Dataset.
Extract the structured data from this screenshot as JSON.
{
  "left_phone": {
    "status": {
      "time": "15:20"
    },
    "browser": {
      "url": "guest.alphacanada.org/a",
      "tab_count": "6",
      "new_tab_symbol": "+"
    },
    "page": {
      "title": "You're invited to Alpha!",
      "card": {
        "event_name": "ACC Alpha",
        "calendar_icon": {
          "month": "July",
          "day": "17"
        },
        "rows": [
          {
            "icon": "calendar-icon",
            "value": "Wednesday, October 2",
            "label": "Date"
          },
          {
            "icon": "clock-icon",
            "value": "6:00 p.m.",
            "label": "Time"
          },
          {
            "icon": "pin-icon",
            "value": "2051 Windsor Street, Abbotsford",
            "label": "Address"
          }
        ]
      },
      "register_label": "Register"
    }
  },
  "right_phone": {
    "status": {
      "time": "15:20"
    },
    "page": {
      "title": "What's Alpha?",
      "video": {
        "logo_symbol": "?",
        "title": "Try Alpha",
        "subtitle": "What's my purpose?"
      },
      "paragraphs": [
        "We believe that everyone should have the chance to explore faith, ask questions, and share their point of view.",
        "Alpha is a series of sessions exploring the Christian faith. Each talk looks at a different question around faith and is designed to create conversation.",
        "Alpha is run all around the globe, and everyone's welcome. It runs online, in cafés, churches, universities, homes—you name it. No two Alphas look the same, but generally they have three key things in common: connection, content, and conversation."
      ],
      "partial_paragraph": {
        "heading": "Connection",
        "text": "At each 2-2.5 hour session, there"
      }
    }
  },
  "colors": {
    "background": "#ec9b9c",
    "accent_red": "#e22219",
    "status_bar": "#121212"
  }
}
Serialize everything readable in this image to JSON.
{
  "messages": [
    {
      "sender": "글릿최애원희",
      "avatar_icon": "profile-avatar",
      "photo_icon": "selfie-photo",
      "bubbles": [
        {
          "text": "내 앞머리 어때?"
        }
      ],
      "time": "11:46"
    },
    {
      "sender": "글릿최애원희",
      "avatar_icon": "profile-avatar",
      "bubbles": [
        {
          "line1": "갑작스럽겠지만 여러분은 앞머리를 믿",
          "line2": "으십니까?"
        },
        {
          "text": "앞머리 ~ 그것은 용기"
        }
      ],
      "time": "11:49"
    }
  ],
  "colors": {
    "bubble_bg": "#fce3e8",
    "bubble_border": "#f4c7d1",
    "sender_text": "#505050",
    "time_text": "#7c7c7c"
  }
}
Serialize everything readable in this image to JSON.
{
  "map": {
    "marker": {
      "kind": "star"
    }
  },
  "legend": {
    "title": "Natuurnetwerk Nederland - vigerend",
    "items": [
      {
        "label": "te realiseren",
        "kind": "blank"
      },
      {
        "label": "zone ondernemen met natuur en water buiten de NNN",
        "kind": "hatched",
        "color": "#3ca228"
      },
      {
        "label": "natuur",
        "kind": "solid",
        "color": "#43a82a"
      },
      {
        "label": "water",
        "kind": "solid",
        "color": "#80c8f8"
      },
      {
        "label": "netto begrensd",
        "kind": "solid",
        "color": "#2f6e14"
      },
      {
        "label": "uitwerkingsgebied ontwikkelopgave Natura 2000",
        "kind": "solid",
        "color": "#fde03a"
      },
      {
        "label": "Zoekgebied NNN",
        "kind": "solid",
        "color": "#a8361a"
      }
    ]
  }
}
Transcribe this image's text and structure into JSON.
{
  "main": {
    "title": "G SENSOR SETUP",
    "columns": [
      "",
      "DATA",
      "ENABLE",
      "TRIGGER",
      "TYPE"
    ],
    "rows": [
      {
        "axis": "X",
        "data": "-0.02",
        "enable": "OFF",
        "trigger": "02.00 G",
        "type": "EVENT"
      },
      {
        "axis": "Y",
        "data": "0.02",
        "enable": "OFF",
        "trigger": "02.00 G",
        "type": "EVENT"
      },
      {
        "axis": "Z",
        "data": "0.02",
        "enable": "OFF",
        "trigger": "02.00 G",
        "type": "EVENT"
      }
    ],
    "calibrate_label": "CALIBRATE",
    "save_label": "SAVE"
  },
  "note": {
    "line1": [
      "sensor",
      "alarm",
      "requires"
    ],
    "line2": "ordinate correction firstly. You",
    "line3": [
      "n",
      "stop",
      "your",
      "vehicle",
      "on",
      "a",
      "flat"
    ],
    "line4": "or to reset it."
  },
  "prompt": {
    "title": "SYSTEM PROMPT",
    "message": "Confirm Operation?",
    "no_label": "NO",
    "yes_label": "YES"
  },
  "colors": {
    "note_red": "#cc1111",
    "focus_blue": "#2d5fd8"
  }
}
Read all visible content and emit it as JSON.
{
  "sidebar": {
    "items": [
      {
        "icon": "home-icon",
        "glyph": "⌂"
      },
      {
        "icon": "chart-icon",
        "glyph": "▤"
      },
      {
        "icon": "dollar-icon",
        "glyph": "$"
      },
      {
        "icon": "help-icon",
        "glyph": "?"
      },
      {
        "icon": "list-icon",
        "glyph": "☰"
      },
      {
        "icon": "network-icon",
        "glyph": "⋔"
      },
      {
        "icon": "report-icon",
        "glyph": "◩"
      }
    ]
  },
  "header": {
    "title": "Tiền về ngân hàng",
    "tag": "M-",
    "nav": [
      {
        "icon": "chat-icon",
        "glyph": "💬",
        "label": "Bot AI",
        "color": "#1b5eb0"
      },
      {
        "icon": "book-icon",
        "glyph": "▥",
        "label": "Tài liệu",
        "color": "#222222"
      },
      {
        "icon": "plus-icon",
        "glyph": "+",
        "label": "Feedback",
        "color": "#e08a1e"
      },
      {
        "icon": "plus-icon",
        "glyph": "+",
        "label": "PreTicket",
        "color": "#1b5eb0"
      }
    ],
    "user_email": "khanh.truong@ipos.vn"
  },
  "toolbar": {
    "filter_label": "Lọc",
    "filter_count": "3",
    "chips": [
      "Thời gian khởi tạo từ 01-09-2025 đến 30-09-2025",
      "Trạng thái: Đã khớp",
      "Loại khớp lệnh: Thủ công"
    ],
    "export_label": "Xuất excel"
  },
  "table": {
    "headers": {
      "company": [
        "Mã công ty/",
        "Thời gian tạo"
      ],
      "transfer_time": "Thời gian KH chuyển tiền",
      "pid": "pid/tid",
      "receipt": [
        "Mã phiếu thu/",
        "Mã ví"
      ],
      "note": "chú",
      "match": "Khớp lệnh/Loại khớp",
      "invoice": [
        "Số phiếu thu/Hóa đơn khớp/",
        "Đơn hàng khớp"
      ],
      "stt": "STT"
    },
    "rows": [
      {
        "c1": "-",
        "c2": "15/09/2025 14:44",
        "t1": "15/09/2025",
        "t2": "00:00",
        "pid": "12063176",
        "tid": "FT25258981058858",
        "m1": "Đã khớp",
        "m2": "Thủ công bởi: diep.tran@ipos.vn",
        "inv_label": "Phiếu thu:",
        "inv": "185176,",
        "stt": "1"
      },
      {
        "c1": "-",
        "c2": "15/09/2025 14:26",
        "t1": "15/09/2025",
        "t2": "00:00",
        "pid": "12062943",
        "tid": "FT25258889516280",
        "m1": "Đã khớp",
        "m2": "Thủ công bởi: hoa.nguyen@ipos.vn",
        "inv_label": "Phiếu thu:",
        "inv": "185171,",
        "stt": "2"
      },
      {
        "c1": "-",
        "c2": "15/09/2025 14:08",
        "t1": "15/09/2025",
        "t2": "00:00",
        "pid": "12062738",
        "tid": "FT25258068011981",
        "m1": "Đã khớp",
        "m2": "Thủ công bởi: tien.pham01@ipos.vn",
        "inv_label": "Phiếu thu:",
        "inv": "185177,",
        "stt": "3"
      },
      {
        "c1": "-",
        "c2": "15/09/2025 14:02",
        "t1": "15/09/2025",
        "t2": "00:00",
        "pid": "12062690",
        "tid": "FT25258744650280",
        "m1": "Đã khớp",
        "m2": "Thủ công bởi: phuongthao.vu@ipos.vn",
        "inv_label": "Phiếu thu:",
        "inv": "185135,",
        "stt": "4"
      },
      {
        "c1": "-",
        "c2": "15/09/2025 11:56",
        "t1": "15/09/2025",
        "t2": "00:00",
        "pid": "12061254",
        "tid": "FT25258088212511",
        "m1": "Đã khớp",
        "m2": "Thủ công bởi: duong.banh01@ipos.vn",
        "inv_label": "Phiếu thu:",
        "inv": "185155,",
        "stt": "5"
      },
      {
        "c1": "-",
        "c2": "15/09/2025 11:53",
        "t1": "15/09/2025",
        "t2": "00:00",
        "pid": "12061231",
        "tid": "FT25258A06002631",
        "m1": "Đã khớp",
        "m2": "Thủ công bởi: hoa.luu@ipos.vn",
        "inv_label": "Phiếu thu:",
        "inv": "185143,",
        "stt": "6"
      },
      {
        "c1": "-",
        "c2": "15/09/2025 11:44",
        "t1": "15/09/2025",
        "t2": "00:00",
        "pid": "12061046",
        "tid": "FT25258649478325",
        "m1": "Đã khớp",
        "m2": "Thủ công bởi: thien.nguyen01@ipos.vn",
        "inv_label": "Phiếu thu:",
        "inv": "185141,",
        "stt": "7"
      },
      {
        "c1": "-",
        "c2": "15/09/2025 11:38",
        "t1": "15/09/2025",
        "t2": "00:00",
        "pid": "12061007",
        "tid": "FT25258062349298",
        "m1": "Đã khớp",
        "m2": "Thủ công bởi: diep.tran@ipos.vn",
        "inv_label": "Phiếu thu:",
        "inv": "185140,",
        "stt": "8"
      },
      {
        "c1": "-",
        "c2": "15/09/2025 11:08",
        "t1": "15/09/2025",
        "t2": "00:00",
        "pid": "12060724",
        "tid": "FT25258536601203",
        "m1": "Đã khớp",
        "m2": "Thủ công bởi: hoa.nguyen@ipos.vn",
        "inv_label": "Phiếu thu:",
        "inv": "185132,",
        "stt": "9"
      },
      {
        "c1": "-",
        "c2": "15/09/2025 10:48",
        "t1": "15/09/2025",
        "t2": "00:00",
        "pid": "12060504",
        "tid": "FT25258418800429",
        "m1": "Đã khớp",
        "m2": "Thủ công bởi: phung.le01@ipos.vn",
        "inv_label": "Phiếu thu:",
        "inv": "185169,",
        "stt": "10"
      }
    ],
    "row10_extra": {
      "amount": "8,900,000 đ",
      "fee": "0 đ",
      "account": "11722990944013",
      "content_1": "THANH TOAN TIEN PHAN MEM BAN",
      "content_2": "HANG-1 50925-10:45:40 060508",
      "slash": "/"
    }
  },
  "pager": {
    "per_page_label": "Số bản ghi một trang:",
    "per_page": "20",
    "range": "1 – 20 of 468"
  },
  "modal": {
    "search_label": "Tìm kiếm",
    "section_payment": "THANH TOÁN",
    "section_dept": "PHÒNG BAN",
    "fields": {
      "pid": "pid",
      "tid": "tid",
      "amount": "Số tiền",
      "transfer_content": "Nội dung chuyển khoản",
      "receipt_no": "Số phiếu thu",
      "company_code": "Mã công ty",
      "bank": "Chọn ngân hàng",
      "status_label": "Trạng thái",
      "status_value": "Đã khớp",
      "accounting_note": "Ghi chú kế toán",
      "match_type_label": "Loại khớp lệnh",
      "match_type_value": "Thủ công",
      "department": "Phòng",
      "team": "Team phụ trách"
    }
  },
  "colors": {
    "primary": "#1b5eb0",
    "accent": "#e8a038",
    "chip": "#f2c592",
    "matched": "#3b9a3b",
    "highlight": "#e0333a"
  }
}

Set problem. Look through the entries above and report each line where the string "ngân" occurs.

Exercise result.
    "title": "Tiền về ngân hàng",
      "bank": "Chọn ngân hàng",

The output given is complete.